(PROVIDED TEXT Opens)
Modeling and stability study of the anthocyanin-rich maoberry fruit extract in the fast-dissolving spray-dried microparticles

2018 
Abstract Transforming the anthocyanin-rich maoberry fruit extract (AE) into dry powder is a challenge due to its high sugar and alpha hydroxy acid contents. Moreover, anthocyanins in the sample are prone to instability. In the present study, the spray-drying conditions were studied for the microencapsulation of AE ( Antidesma puncticulatum Miq.) in maltodextrin. Inlet air temperature, feed flow rate, and aspirator rate were defined as the independent variables, whereas microparticle recovery, accumulation of anthocyanins in the powders and residual water were dependent variables. A 2 3 –factorial, 6–axial, 6–centred central composite design was applied for developing a response surface, studying their effects on the desired dependent variables, and determining the best optimal condition. The optimal spray-drying conditions were an inlet air temperature of 140 °C, a feed flow rate of 6 mL/min, and an aspiration rate of 29 m 3 /h. There was no interaction between the AE extract and maltodextrin as analysed by the infrared spectroscopy. The microparticles preserved the anthocyanins and showed a more intense colour than the liquid extract during storage. The physicochemical characteristics (particle size, anthocyanins accumulated in the microparticles, residual water content, and thermal stability) of the developed microparticles were acceptable for nutraceutical application. Therefore, the application of optimal spray drying conditions causes the maltodextrin to enable the transformation of the gummy form of AE into the fast-dissolving dried microparticles with chemical stability improvement.
(PROVIDED TEXT Closes)
(MATERIAL SUPPLIED Opens)
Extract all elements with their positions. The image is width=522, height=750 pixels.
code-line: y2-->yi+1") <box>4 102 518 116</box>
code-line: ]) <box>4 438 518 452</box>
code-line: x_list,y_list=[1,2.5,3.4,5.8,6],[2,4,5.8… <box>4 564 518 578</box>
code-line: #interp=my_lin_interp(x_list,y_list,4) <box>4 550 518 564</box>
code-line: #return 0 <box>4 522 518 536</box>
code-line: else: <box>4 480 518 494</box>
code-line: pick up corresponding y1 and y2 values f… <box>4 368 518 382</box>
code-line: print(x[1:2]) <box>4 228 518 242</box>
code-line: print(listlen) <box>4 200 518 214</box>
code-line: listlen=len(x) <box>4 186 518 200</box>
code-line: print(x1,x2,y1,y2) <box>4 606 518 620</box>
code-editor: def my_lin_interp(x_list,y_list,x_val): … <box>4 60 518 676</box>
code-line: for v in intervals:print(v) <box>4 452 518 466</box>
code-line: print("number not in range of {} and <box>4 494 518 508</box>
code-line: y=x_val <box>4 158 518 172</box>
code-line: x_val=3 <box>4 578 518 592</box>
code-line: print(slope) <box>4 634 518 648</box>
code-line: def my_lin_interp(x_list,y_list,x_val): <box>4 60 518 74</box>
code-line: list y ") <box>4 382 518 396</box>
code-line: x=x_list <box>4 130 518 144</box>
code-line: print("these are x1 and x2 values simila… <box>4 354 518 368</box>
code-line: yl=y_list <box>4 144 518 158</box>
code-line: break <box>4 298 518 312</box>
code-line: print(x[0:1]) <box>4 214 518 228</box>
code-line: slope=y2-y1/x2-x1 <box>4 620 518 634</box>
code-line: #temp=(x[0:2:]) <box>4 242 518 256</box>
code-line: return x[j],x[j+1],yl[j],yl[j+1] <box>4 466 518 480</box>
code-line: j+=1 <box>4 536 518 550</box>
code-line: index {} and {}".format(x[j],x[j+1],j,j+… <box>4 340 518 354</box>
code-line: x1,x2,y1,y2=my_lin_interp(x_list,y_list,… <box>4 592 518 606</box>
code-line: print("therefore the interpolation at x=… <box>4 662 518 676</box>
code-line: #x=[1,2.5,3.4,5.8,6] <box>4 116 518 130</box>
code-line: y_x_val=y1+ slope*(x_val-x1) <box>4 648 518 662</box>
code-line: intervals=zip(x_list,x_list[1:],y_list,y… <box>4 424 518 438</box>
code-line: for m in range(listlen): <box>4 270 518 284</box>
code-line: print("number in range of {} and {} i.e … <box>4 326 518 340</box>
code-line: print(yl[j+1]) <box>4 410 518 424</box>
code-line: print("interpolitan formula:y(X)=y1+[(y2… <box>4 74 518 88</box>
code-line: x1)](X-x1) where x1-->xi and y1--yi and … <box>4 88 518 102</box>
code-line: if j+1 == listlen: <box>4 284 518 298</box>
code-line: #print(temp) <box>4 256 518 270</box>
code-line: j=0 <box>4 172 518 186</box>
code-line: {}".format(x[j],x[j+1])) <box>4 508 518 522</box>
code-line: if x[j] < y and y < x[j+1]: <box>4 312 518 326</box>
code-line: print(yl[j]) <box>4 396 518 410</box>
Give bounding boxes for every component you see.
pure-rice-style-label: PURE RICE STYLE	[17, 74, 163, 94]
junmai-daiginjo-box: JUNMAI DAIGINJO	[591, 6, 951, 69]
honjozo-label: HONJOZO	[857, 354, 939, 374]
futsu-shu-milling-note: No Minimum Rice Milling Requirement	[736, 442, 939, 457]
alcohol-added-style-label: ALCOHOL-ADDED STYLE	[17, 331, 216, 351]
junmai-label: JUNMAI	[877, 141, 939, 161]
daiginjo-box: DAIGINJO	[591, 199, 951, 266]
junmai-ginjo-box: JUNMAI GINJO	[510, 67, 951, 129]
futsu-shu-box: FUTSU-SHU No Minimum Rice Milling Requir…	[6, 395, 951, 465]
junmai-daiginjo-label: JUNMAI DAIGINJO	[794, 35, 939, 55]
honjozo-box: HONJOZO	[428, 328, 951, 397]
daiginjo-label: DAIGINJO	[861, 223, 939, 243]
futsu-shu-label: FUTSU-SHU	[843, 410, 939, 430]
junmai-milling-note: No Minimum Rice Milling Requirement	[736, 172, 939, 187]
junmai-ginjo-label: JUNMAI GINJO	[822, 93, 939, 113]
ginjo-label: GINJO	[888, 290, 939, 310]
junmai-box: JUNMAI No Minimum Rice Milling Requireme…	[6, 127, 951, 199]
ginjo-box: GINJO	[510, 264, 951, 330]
(MATERIAL SUPPLIED Closes)
▶ **EXERCISE REQUIREMENTS**
According to the maoberry extract abstract, what were the optimal spray-drying conditions?

▶ **EXERCISE RESPONSE**
An inlet air temperature of 140 °C, a feed flow rate of 6 mL/min, and an aspiration rate of 29 m³/h.